Foto: Reuters/FINBARR O'REILLY

Es wären nur Fakten, und gegen solche ist man lange abgestumpft. Fidelle, drei Monate, mit Macheten zu Tode gehackt. Chanelle, sechs Monate, in Brand gesteckt. Adriane, ein Jahr, durch Stiche mit einem Speer in die Augen getötet. Wären da nicht die Fotos der Kinder, im Riesenformat, jeder Lichtfleck auf den Augen ist erkennbar, und der Rotz unter den Nasen. Es wären nur einige von vielen tausend Kindern, die in jedem Jahr in den Kriegen dieser Welt sterben. Diese aber hat man aus ihrem Grab geholt und sie wieder lebendig gemacht.

Wenn Zurückhaltung bei der Dokumentation von Grauen ein Indiz dafür ist, wie gut die Wunden verheilt sind, dann wurde das Genozid-Museum von Kigali, der Hauptstadt Ruandas, mit offenen Wunden geschaffen. Nur schwer lässt sich diese Gedenkstätte ertragen, die ohne Rücksicht auf Empfindlichkeiten vom Völkermord erzählt, den Völkermord zu nennen sich die Staaten im UN-Sicherheitsrat damals so lange weigerten.

Kigali Memorial Centre ist ein vieleckiger Bau mit einem futuristisch anmutenden Kuppeldach. Auf einem der Hügel der Stadt gelegen, eingewoben in die Kakofonie von Mopeds und Marktschreiern. Roter Staub weht über das Dach und durch die drei Gärten. Den der Einheit. Den der Vielfalt. Den der Harmonie. Begriffe, die für ein "Nie wieder" stehen sollen.

Der Name wahrt Neutralität, die Ausstellung tut es nicht. Sie bedient sich aller Elemente des Persönlichen und schafft eine Intimität zwischen Besuchern und Opfern, die keine Distanz zulässt. Nichts bleibt erspart. Den Afrikanern nicht die Einzelheiten des Abschlachtens ihrer Brüder und Schwestern, damals im frühen Sommer des Jahres 1994. Dem westlichen Besucher nicht das Entsetzen über das Versagen seiner eigenen Welt, die eine zivilisierte sein will. Deren Regierungen und Repräsentanten diesem Morden erst Vorschub leisteten, dann Unterstützung gewährten.

Vor dem Genozid, während des Genozids, nach dem Genozid heißen die drei Ausstellungsteile, die in Text und Bild, mit Videoclips den Besucher durch die Geschichte Ruandas bis in die Gegenwart leiten. Und diese Führung ist ein Lehrstück über politisches und menschliches Versagen, welches auch dann noch keine Grenzen kannte, als man in Europa lange geschworen hatte, einem Völkermord nie wieder untätig gegenüber zu stehen.

Die Ausmaße der Judenvernichtung hat dieser Völkermord lange nicht gehabt, unübertroffen aber ist und bleibt er in der rasenden Geschwindigkeit und der ungebremsten Mordlust, mit der er sich vollzog. Um eine Million Tutsi und Hutu zu ermorden, brauchte der aufgehetzte und durch das Stillschweigen des Westens sanktionierte Pöbel nur knapp sechs Wochen.

● **BEREITGESTELLTE DATEN**
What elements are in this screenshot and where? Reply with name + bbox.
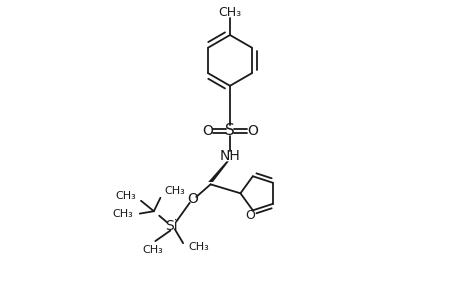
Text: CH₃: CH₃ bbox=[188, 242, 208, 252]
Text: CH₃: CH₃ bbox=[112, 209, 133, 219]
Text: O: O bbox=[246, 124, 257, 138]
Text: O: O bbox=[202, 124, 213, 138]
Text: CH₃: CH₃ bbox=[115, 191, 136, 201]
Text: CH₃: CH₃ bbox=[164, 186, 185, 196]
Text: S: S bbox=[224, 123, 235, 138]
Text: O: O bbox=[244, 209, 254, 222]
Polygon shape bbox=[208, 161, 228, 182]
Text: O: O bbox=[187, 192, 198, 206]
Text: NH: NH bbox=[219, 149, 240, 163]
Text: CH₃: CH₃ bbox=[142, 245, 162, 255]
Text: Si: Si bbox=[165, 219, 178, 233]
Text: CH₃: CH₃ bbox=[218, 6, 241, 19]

● **AUFGABENSTELLUNG**
• A. Nennen Sie alle Gärten, die der Text über das Genozid-Museum in Kigali für das Kigali Memorial Centre aufführt.
• B. Übersetzen Sie den Satz „Der Name wahrt Neutralität, die Ausstellung tut es nicht.“ aus dem Text über das Genozid-Museum ins Englische.
• C. Schreiben Sie aus dem Text über das Genozid-Museum die Passage von „Es wären nur Fakten, und“ bis einschließlich „wieder lebendig gemacht.“ wortgetreu ab.

● **ANTWORTEN JE AUFGABE**
• A. Der Garten der Einheit, der Garten der Vielfalt, der Garten der Harmonie.

• B. The name maintains neutrality; the exhibition does not.

• C.
Es wären nur Fakten, und gegen solche ist man lange abgestumpft. Fidelle, drei Monate, mit Macheten zu Tode gehackt. Chanelle, sechs Monate, in Brand gesteckt. Adriane, ein Jahr, durch Stiche mit einem Speer in die Augen getötet. Wären da nicht die Fotos der Kinder, im Riesenformat, jeder Lichtfleck auf den Augen ist erkennbar, und der Rotz unter den Nasen. Es wären nur einige von vielen tausend Kindern, die in jedem Jahr in den Kriegen dieser Welt sterben. Diese aber hat man aus ihrem Grab geholt und sie wieder lebendig gemacht.